• [Task directions]
Each line should be copied exactly.

• [Task data]
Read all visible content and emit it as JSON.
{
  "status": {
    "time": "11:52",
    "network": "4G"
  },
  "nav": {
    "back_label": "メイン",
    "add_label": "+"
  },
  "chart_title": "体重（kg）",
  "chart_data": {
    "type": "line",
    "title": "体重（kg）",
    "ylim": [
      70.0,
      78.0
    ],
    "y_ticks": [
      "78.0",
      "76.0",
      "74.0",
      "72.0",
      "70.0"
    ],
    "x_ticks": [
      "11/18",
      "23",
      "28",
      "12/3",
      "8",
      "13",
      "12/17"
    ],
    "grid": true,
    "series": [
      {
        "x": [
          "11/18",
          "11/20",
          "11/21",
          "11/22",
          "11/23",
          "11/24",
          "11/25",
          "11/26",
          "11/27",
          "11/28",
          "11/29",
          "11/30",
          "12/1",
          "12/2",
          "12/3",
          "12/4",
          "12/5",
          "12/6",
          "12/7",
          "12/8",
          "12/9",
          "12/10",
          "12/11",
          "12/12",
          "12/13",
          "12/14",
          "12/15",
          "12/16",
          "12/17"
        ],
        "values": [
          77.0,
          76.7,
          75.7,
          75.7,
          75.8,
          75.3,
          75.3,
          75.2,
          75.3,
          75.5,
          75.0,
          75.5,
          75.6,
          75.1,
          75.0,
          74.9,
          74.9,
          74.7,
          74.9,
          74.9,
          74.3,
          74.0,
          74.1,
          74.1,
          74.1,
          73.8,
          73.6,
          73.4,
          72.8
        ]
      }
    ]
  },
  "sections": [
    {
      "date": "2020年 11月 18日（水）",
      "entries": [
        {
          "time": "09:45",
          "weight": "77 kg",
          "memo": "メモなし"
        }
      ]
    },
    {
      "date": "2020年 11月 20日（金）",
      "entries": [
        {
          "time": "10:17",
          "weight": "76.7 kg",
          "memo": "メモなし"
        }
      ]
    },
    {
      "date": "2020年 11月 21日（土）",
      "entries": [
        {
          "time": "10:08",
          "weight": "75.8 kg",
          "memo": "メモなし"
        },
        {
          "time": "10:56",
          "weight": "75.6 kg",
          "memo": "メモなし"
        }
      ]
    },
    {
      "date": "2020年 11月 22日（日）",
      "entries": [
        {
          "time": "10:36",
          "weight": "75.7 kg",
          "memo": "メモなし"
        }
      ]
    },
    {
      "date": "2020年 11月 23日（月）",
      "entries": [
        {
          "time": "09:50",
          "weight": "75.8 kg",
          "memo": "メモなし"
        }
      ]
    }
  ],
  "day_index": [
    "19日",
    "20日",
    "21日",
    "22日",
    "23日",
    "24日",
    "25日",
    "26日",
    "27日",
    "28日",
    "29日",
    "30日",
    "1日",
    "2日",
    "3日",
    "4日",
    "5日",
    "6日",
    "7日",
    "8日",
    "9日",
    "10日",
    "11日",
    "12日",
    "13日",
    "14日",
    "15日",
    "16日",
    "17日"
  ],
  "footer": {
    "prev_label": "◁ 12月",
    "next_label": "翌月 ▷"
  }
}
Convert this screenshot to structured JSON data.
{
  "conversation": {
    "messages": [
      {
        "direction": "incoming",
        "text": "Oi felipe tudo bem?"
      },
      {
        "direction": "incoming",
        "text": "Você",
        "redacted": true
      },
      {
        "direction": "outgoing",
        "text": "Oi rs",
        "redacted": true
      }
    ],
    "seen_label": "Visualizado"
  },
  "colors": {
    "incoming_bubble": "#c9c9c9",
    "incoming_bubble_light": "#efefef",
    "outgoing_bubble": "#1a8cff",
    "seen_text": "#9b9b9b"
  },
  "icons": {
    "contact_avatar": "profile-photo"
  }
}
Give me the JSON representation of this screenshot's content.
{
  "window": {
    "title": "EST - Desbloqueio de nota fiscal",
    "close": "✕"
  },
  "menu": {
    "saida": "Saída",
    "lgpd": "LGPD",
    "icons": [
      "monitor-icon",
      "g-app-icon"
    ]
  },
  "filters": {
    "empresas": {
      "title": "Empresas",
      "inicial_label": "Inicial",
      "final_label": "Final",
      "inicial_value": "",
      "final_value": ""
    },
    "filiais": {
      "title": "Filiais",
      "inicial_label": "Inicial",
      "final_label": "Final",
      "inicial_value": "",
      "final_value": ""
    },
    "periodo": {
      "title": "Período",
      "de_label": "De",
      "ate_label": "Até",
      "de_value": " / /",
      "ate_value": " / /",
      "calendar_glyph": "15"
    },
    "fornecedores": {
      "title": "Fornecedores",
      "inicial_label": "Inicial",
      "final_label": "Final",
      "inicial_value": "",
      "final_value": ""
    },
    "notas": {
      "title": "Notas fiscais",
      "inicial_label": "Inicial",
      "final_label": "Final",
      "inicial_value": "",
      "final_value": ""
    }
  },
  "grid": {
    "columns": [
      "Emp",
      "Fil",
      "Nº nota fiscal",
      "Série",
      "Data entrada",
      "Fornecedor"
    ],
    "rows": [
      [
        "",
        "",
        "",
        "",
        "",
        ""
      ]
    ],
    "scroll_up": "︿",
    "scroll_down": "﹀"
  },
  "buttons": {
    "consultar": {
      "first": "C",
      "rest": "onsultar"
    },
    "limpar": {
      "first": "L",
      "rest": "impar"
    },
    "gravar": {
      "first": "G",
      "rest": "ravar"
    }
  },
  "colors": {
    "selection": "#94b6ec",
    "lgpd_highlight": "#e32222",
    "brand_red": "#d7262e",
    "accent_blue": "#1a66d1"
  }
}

• [Answer below]
Read all visible content and emit it as JSON.
{
  "status": {
    "time": "11:52",
    "network": "4G"
  },
  "nav": {
    "back_label": "メイン",
    "add_label": "+"
  },
  "chart_title": "体重（kg）",
  "chart_data": {
    "type": "line",
    "title": "体重（kg）",
    "ylim": [
      70.0,
      78.0
    ],
    "y_ticks": [
      "78.0",
      "76.0",
      "74.0",
      "72.0",
      "70.0"
    ],
    "x_ticks": [
      "11/18",
      "23",
      "28",
      "12/3",
      "8",
      "13",
      "12/17"
    ],
    "grid": true,
    "series": [
      {
        "x": [
          "11/18",
          "11/20",
          "11/21",
          "11/22",
          "11/23",
          "11/24",
          "11/25",
          "11/26",
          "11/27",
          "11/28",
          "11/29",
          "11/30",
          "12/1",
          "12/2",
          "12/3",
          "12/4",
          "12/5",
          "12/6",
          "12/7",
          "12/8",
          "12/9",
          "12/10",
          "12/11",
          "12/12",
          "12/13",
          "12/14",
          "12/15",
          "12/16",
          "12/17"
        ],
        "values": [
          77.0,
          76.7,
          75.7,
          75.7,
          75.8,
          75.3,
          75.3,
          75.2,
          75.3,
          75.5,
          75.0,
          75.5,
          75.6,
          75.1,
          75.0,
          74.9,
          74.9,
          74.7,
          74.9,
          74.9,
          74.3,
          74.0,
          74.1,
          74.1,
          74.1,
          73.8,
          73.6,
          73.4,
          72.8
        ]
      }
    ]
  },
  "sections": [
    {
      "date": "2020年 11月 18日（水）",
      "entries": [
        {
          "time": "09:45",
          "weight": "77 kg",
          "memo": "メモなし"
        }
      ]
    },
    {
      "date": "2020年 11月 20日（金）",
      "entries": [
        {
          "time": "10:17",
          "weight": "76.7 kg",
          "memo": "メモなし"
        }
      ]
    },
    {
      "date": "2020年 11月 21日（土）",
      "entries": [
        {
          "time": "10:08",
          "weight": "75.8 kg",
          "memo": "メモなし"
        },
        {
          "time": "10:56",
          "weight": "75.6 kg",
          "memo": "メモなし"
        }
      ]
    },
    {
      "date": "2020年 11月 22日（日）",
      "entries": [
        {
          "time": "10:36",
          "weight": "75.7 kg",
          "memo": "メモなし"
        }
      ]
    },
    {
      "date": "2020年 11月 23日（月）",
      "entries": [
        {
          "time": "09:50",
          "weight": "75.8 kg",
          "memo": "メモなし"
        }
      ]
    }
  ],
  "day_index": [
    "19日",
    "20日",
    "21日",
    "22日",
    "23日",
    "24日",
    "25日",
    "26日",
    "27日",
    "28日",
    "29日",
    "30日",
    "1日",
    "2日",
    "3日",
    "4日",
    "5日",
    "6日",
    "7日",
    "8日",
    "9日",
    "10日",
    "11日",
    "12日",
    "13日",
    "14日",
    "15日",
    "16日",
    "17日"
  ],
  "footer": {
    "prev_label": "◁ 12月",
    "next_label": "翌月 ▷"
  }
}
Convert this screenshot to structured JSON data.
{
  "conversation": {
    "messages": [
      {
        "direction": "incoming",
        "text": "Oi felipe tudo bem?"
      },
      {
        "direction": "incoming",
        "text": "Você",
        "redacted": true
      },
      {
        "direction": "outgoing",
        "text": "Oi rs",
        "redacted": true
      }
    ],
    "seen_label": "Visualizado"
  },
  "colors": {
    "incoming_bubble": "#c9c9c9",
    "incoming_bubble_light": "#efefef",
    "outgoing_bubble": "#1a8cff",
    "seen_text": "#9b9b9b"
  },
  "icons": {
    "contact_avatar": "profile-photo"
  }
}
Give me the JSON representation of this screenshot's content.
{
  "window": {
    "title": "EST - Desbloqueio de nota fiscal",
    "close": "✕"
  },
  "menu": {
    "saida": "Saída",
    "lgpd": "LGPD",
    "icons": [
      "monitor-icon",
      "g-app-icon"
    ]
  },
  "filters": {
    "empresas": {
      "title": "Empresas",
      "inicial_label": "Inicial",
      "final_label": "Final",
      "inicial_value": "",
      "final_value": ""
    },
    "filiais": {
      "title": "Filiais",
      "inicial_label": "Inicial",
      "final_label": "Final",
      "inicial_value": "",
      "final_value": ""
    },
    "periodo": {
      "title": "Período",
      "de_label": "De",
      "ate_label": "Até",
      "de_value": " / /",
      "ate_value": " / /",
      "calendar_glyph": "15"
    },
    "fornecedores": {
      "title": "Fornecedores",
      "inicial_label": "Inicial",
      "final_label": "Final",
      "inicial_value": "",
      "final_value": ""
    },
    "notas": {
      "title": "Notas fiscais",
      "inicial_label": "Inicial",
      "final_label": "Final",
      "inicial_value": "",
      "final_value": ""
    }
  },
  "grid": {
    "columns": [
      "Emp",
      "Fil",
      "Nº nota fiscal",
      "Série",
      "Data entrada",
      "Fornecedor"
    ],
    "rows": [
      [
        "",
        "",
        "",
        "",
        "",
        ""
      ]
    ],
    "scroll_up": "︿",
    "scroll_down": "﹀"
  },
  "buttons": {
    "consultar": {
      "first": "C",
      "rest": "onsultar"
    },
    "limpar": {
      "first": "L",
      "rest": "impar"
    },
    "gravar": {
      "first": "G",
      "rest": "ravar"
    }
  },
  "colors": {
    "selection": "#94b6ec",
    "lgpd_highlight": "#e32222",
    "brand_red": "#d7262e",
    "accent_blue": "#1a66d1"
  }
}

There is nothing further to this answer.